• _JOB_
Look for the word "content" in each line and report the count of matching lines, with nothing added.

• _Dataset rows about figures_
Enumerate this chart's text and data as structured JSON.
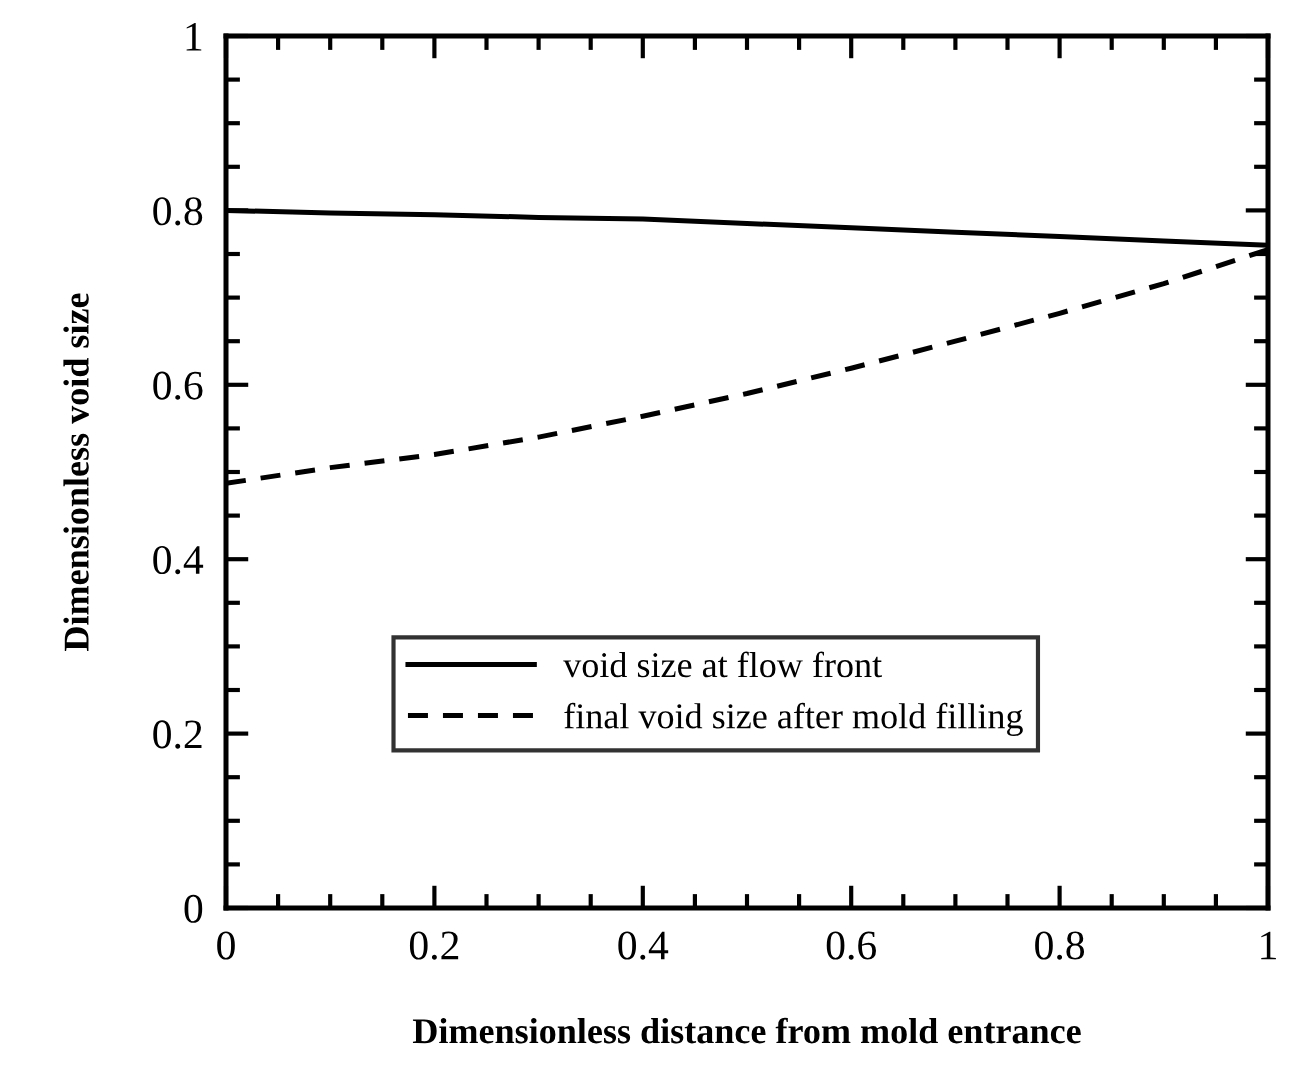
{
  "chart_data": {
    "type": "line",
    "xlabel": "Dimensionless distance from mold entrance",
    "ylabel": "Dimensionless void size",
    "x": [
      0,
      0.1,
      0.2,
      0.3,
      0.4,
      0.5,
      0.6,
      0.7,
      0.8,
      0.9,
      1
    ],
    "series": [
      {
        "name": "void size at flow front",
        "color": "#000000",
        "line_style": "solid",
        "values": [
          0.8,
          0.797,
          0.795,
          0.792,
          0.79,
          0.785,
          0.78,
          0.775,
          0.77,
          0.765,
          0.76
        ]
      },
      {
        "name": "final void size after mold filling",
        "color": "#000000",
        "line_style": "dashed",
        "values": [
          0.487,
          0.505,
          0.52,
          0.54,
          0.564,
          0.59,
          0.619,
          0.65,
          0.682,
          0.716,
          0.755
        ]
      }
    ],
    "xlim": [
      0,
      1
    ],
    "ylim": [
      0,
      1
    ],
    "xticks": [
      0,
      0.2,
      0.4,
      0.6,
      0.8,
      1
    ],
    "yticks": [
      0,
      0.2,
      0.4,
      0.6,
      0.8,
      1
    ],
    "legend": "bottom",
    "grid": false,
    "marker": "none"
  }
}
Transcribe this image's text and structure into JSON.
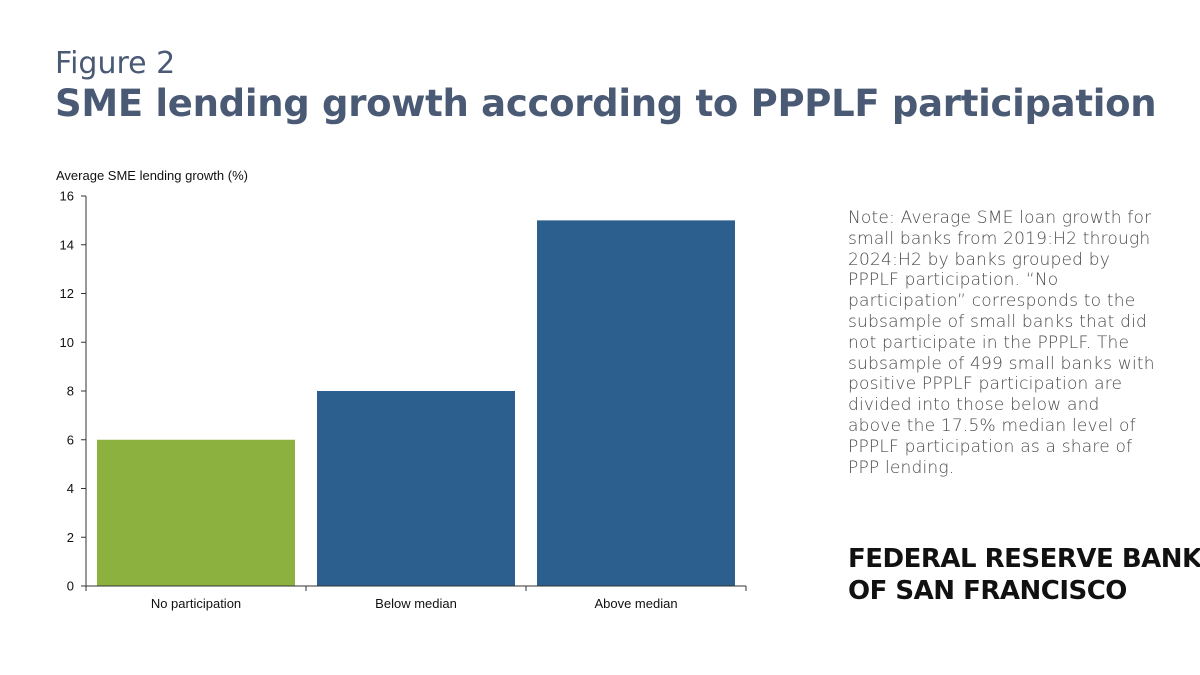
{
  "header": {
    "figure_label": "Figure 2",
    "title": "SME lending growth according to PPPLF participation"
  },
  "note": "Note: Average SME loan growth for small banks from 2019:H2 through 2024:H2 by banks grouped by PPPLF participation. “No participation” corresponds to the subsample of small banks that did not participate in the PPPLF. The subsample of 499 small banks with positive PPPLF participation are divided into those below and above the 17.5% median level of PPPLF participation as a share of PPP lending.",
  "brand": {
    "line1": "FEDERAL RESERVE BANK",
    "line2": "OF SAN FRANCISCO"
  },
  "chart_data": {
    "type": "bar",
    "title": "",
    "ylabel": "Average SME lending growth (%)",
    "xlabel": "",
    "categories": [
      "No participation",
      "Below median",
      "Above median"
    ],
    "values": [
      6,
      8,
      15
    ],
    "colors": [
      "#8db13f",
      "#2d5f8e",
      "#2d5f8e"
    ],
    "ylim": [
      0,
      16
    ],
    "yticks": [
      0,
      2,
      4,
      6,
      8,
      10,
      12,
      14,
      16
    ],
    "grid": false,
    "legend": "none"
  }
}
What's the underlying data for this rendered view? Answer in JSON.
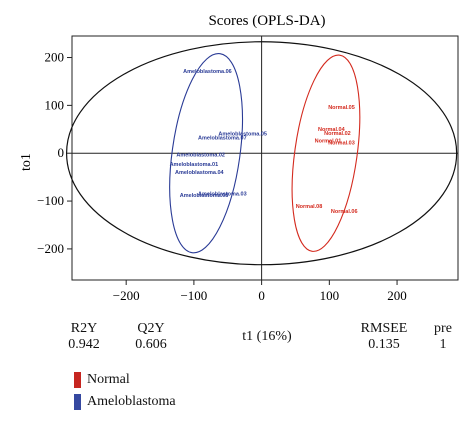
{
  "chart_data": {
    "type": "scatter",
    "title": "Scores (OPLS-DA)",
    "xlabel": "t1 (16%)",
    "ylabel": "to1",
    "xlim": [
      -280,
      290
    ],
    "ylim": [
      -265,
      245
    ],
    "xticks": [
      -200,
      -100,
      0,
      100,
      200
    ],
    "yticks": [
      -200,
      -100,
      0,
      100,
      200
    ],
    "reference_lines": {
      "x": 0,
      "y": 0
    },
    "grid": false,
    "ellipse": {
      "center": [
        0,
        0
      ],
      "rx": 288,
      "ry": 233
    },
    "series": [
      {
        "name": "Normal",
        "color": "#d42a1e",
        "points": [
          {
            "label": "Normal.05",
            "x": 118,
            "y": 92
          },
          {
            "label": "Normal.04",
            "x": 103,
            "y": 46
          },
          {
            "label": "Normal.02",
            "x": 112,
            "y": 38
          },
          {
            "label": "Normal.01",
            "x": 98,
            "y": 22
          },
          {
            "label": "Normal.03",
            "x": 118,
            "y": 18
          },
          {
            "label": "Normal.08",
            "x": 70,
            "y": -115
          },
          {
            "label": "Normal.06",
            "x": 122,
            "y": -125
          }
        ],
        "confidence_ellipse": {
          "cx": 95,
          "cy": 0,
          "rx": 46,
          "ry": 207,
          "angle": 8
        }
      },
      {
        "name": "Ameloblastoma",
        "color": "#2a3b96",
        "points": [
          {
            "label": "Ameloblastoma.06",
            "x": -80,
            "y": 168
          },
          {
            "label": "Ameloblastoma.05",
            "x": -28,
            "y": 37
          },
          {
            "label": "Ameloblastoma.07",
            "x": -58,
            "y": 29
          },
          {
            "label": "Ameloblastoma.02",
            "x": -90,
            "y": -7
          },
          {
            "label": "Ameloblastoma.01",
            "x": -100,
            "y": -27
          },
          {
            "label": "Ameloblastoma.04",
            "x": -92,
            "y": -43
          },
          {
            "label": "Ameloblastoma.03",
            "x": -58,
            "y": -88
          },
          {
            "label": "Ameloblastoma.08",
            "x": -85,
            "y": -92
          }
        ],
        "confidence_ellipse": {
          "cx": -82,
          "cy": 0,
          "rx": 50,
          "ry": 210,
          "angle": 8
        }
      }
    ]
  },
  "stats": {
    "r2y": {
      "label": "R2Y",
      "value": "0.942"
    },
    "q2y": {
      "label": "Q2Y",
      "value": "0.606"
    },
    "rmsee": {
      "label": "RMSEE",
      "value": "0.135"
    },
    "pre": {
      "label": "pre",
      "value": "1"
    }
  },
  "legend": {
    "items": [
      {
        "label": "Normal",
        "color": "#c62520"
      },
      {
        "label": "Ameloblastoma",
        "color": "#3548a0"
      }
    ]
  }
}
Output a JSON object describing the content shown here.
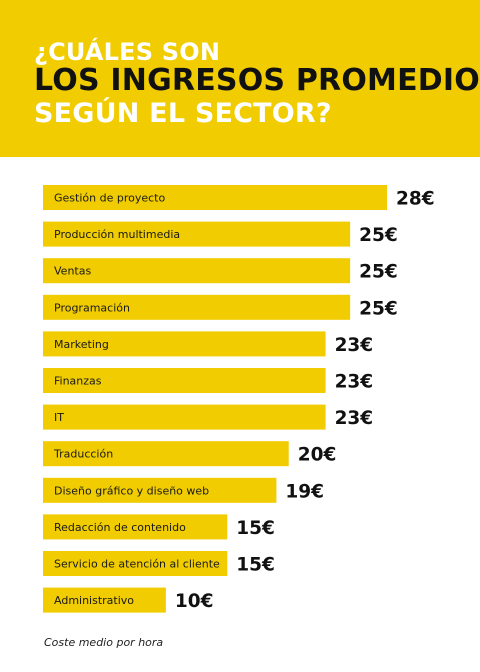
{
  "colors": {
    "accent": "#f0cc00",
    "title_dark": "#111111",
    "title_light": "#ffffff",
    "value_text": "#111111"
  },
  "header": {
    "line1": "¿CUÁLES SON",
    "line2": "LOS INGRESOS PROMEDIO",
    "line3": "SEGÚN EL SECTOR?"
  },
  "chart_data": {
    "type": "bar",
    "orientation": "horizontal",
    "categories": [
      "Gestión de proyecto",
      "Producción multimedia",
      "Ventas",
      "Programación",
      "Marketing",
      "Finanzas",
      "IT",
      "Traducción",
      "Diseño gráfico y diseño web",
      "Redacción de contenido",
      "Servicio de atención al cliente",
      "Administrativo"
    ],
    "values": [
      28,
      25,
      25,
      25,
      23,
      23,
      23,
      20,
      19,
      15,
      15,
      10
    ],
    "value_labels": [
      "28€",
      "25€",
      "25€",
      "25€",
      "23€",
      "23€",
      "23€",
      "20€",
      "19€",
      "15€",
      "15€",
      "10€"
    ],
    "title": "",
    "xlabel": "",
    "ylabel": "",
    "grid": false
  },
  "footnote": "Coste medio por hora"
}
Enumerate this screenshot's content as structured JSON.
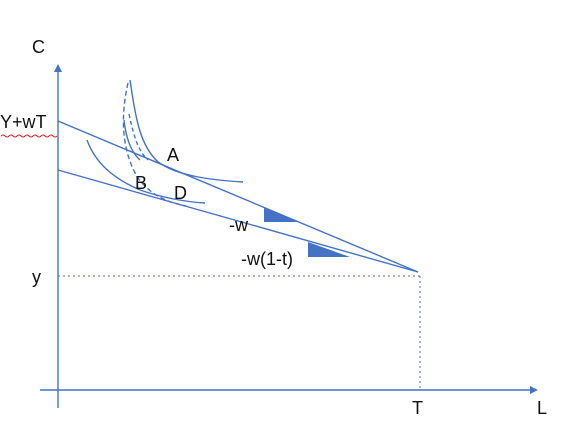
{
  "labels": {
    "y_axis": "C",
    "x_axis": "L",
    "intercept_high": "Y+wT",
    "intercept_low": "y",
    "x_endowment": "T",
    "point_a": "A",
    "point_b": "B",
    "point_d": "D",
    "slope_steep": "-w",
    "slope_flat": "-w(1-t)"
  },
  "colors": {
    "axis": "#4472c4",
    "line": "#4472c4",
    "curve": "#4472c4",
    "triangle": "#4472c4",
    "text": "#111111",
    "spellcheck_underline": "#e02020"
  }
}
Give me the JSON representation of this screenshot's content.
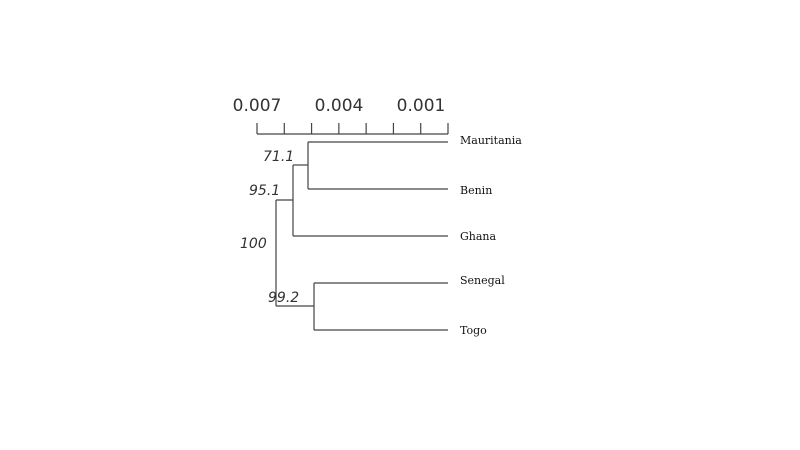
{
  "tree": {
    "scale": {
      "labels": [
        "0.007",
        "0.004",
        "0.001"
      ],
      "tick_count": 8
    },
    "taxa": [
      "Mauritania",
      "Benin",
      "Ghana",
      "Senegal",
      "Togo"
    ],
    "supports": {
      "mauritania_benin": "71.1",
      "mauritania_benin_ghana": "95.1",
      "root": "100",
      "senegal_togo": "99.2"
    },
    "structure": "(((Mauritania,Benin),Ghana),(Senegal,Togo))"
  }
}
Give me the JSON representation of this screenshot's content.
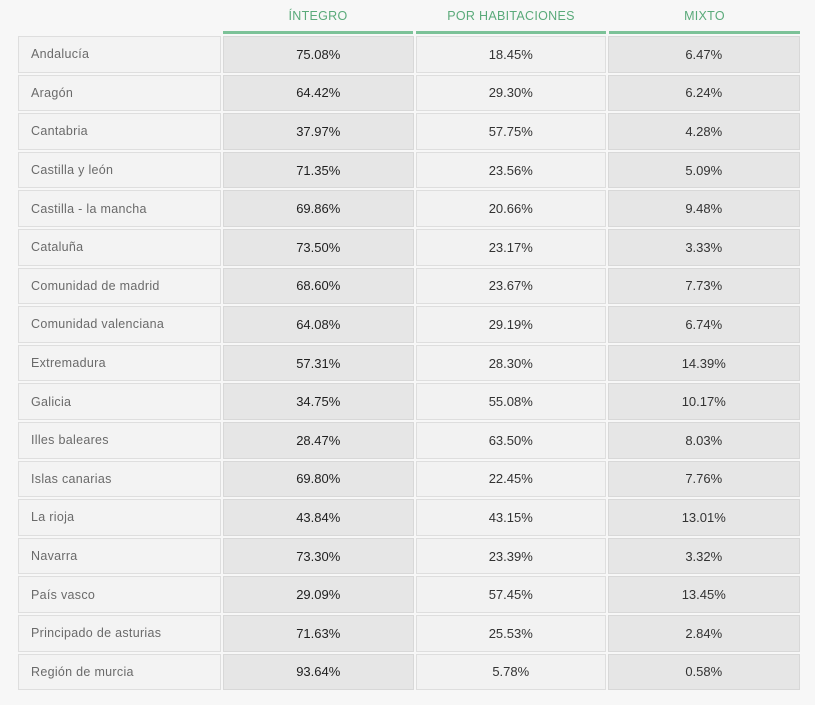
{
  "header": {
    "col1": "ÍNTEGRO",
    "col2": "POR HABITACIONES",
    "col3": "MIXTO"
  },
  "rows": [
    {
      "region": "Andalucía",
      "integro": "75.08%",
      "habitaciones": "18.45%",
      "mixto": "6.47%"
    },
    {
      "region": "Aragón",
      "integro": "64.42%",
      "habitaciones": "29.30%",
      "mixto": "6.24%"
    },
    {
      "region": "Cantabria",
      "integro": "37.97%",
      "habitaciones": "57.75%",
      "mixto": "4.28%"
    },
    {
      "region": "Castilla y león",
      "integro": "71.35%",
      "habitaciones": "23.56%",
      "mixto": "5.09%"
    },
    {
      "region": "Castilla - la mancha",
      "integro": "69.86%",
      "habitaciones": "20.66%",
      "mixto": "9.48%"
    },
    {
      "region": "Cataluña",
      "integro": "73.50%",
      "habitaciones": "23.17%",
      "mixto": "3.33%"
    },
    {
      "region": "Comunidad de madrid",
      "integro": "68.60%",
      "habitaciones": "23.67%",
      "mixto": "7.73%"
    },
    {
      "region": "Comunidad valenciana",
      "integro": "64.08%",
      "habitaciones": "29.19%",
      "mixto": "6.74%"
    },
    {
      "region": "Extremadura",
      "integro": "57.31%",
      "habitaciones": "28.30%",
      "mixto": "14.39%"
    },
    {
      "region": "Galicia",
      "integro": "34.75%",
      "habitaciones": "55.08%",
      "mixto": "10.17%"
    },
    {
      "region": "Illes baleares",
      "integro": "28.47%",
      "habitaciones": "63.50%",
      "mixto": "8.03%"
    },
    {
      "region": "Islas canarias",
      "integro": "69.80%",
      "habitaciones": "22.45%",
      "mixto": "7.76%"
    },
    {
      "region": "La rioja",
      "integro": "43.84%",
      "habitaciones": "43.15%",
      "mixto": "13.01%"
    },
    {
      "region": "Navarra",
      "integro": "73.30%",
      "habitaciones": "23.39%",
      "mixto": "3.32%"
    },
    {
      "region": "País vasco",
      "integro": "29.09%",
      "habitaciones": "57.45%",
      "mixto": "13.45%"
    },
    {
      "region": "Principado de asturias",
      "integro": "71.63%",
      "habitaciones": "25.53%",
      "mixto": "2.84%"
    },
    {
      "region": "Región de murcia",
      "integro": "93.64%",
      "habitaciones": "5.78%",
      "mixto": "0.58%"
    }
  ]
}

• _ANSWER TO THE TASK_
4